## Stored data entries
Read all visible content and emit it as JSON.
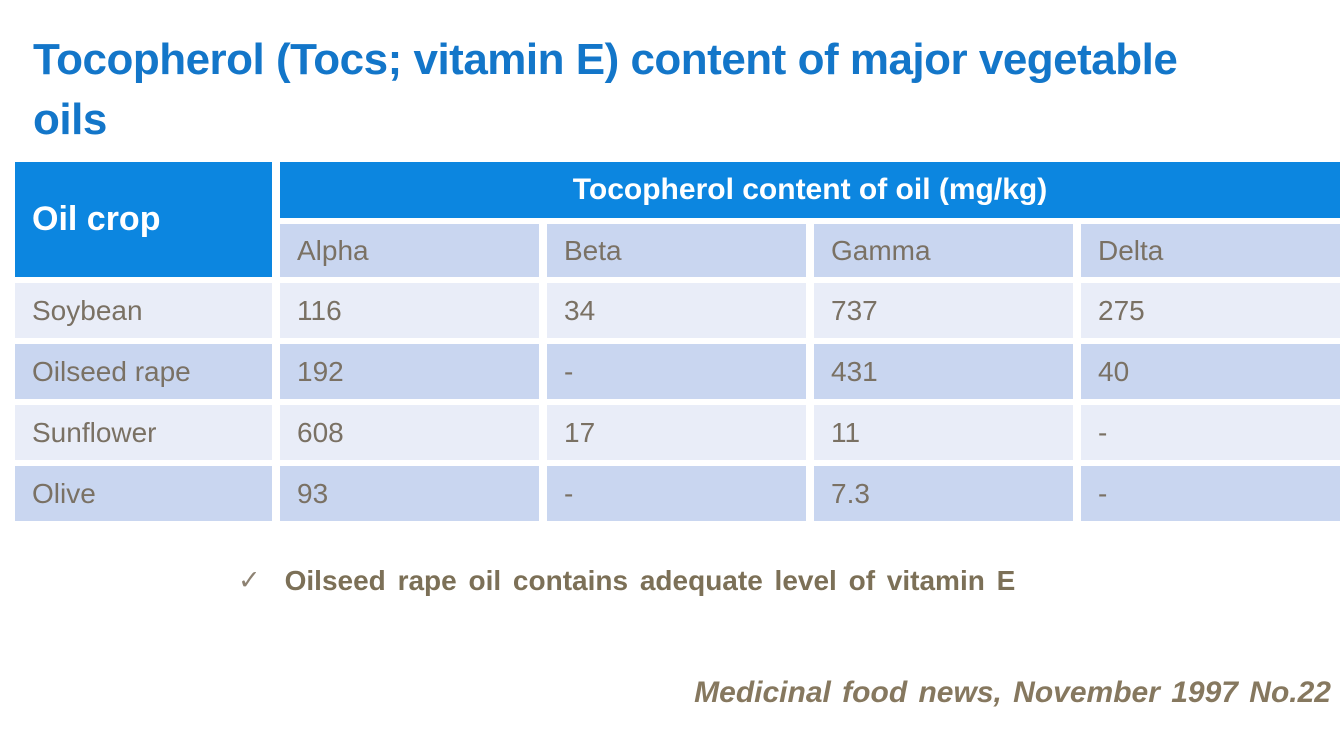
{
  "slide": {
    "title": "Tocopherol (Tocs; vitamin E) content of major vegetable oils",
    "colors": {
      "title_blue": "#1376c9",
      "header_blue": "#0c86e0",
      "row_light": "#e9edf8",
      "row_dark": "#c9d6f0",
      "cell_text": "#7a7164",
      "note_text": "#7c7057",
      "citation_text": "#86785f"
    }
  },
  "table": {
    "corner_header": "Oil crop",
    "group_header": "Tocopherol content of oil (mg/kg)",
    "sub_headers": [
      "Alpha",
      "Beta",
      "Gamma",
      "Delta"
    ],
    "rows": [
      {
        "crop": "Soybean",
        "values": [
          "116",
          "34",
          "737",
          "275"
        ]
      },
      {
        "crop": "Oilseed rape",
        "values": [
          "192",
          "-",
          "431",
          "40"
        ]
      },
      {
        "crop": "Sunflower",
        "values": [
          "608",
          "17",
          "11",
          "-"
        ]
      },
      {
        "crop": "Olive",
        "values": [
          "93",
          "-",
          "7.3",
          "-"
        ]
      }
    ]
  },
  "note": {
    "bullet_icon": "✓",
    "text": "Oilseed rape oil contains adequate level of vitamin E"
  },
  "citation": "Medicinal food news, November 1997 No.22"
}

...

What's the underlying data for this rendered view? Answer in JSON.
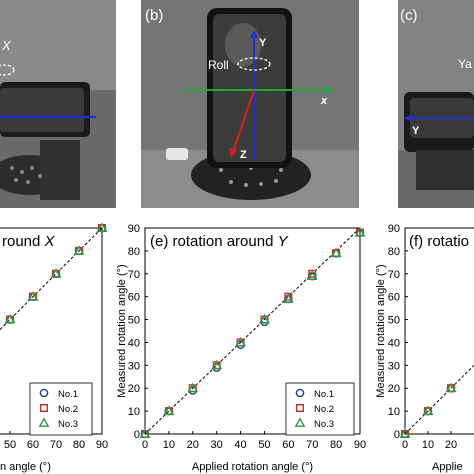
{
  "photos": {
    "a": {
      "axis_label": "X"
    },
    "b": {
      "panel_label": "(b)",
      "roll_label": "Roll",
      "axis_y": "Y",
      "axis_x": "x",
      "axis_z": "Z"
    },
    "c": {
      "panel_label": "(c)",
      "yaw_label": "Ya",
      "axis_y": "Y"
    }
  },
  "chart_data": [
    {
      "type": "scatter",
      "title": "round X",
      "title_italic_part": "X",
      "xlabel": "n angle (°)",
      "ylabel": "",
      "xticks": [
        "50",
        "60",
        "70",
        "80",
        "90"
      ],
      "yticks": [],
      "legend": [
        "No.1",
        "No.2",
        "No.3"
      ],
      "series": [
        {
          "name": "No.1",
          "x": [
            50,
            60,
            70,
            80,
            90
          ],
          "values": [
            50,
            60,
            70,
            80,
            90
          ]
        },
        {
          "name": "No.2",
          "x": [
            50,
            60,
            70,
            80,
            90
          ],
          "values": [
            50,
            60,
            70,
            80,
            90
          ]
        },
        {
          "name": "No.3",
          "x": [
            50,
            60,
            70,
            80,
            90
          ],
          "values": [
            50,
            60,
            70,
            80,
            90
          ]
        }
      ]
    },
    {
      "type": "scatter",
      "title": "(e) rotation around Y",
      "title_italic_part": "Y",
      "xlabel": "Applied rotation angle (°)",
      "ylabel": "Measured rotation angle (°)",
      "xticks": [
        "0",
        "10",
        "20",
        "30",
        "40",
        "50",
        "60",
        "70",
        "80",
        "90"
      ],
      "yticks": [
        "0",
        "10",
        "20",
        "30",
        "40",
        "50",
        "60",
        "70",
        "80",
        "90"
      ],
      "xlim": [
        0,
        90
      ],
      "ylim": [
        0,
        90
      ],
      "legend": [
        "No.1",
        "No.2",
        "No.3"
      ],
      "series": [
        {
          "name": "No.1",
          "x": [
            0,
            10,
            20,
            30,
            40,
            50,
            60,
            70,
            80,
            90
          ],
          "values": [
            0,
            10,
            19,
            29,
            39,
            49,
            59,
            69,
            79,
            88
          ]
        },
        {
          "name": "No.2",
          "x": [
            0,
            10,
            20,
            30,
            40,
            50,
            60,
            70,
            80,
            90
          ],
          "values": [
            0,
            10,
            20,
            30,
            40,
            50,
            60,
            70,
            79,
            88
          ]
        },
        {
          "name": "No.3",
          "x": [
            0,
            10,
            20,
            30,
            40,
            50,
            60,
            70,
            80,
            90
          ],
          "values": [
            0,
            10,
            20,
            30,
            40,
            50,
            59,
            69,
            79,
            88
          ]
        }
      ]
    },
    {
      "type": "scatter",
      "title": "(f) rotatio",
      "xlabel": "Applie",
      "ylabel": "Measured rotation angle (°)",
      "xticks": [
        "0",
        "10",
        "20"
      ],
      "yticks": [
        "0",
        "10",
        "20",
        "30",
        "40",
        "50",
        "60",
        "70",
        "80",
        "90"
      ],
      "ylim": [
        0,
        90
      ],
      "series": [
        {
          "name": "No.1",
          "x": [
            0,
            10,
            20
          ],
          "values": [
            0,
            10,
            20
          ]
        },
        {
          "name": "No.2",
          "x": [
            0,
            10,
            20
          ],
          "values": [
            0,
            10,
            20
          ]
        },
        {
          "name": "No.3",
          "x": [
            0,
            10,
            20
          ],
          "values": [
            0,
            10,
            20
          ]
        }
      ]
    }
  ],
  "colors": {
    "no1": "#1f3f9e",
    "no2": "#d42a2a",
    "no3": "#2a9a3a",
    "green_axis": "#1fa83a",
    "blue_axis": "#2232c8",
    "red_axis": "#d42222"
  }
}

## EXERCISE GOAL
Copy each line above that contains the word "Tocopherol".

## RESPONSE TO THE EXERCISE
    "title": "Tocopherol (Tocs; vitamin E) content of major vegetable oils",
    "group_header": "Tocopherol content of oil (mg/kg)",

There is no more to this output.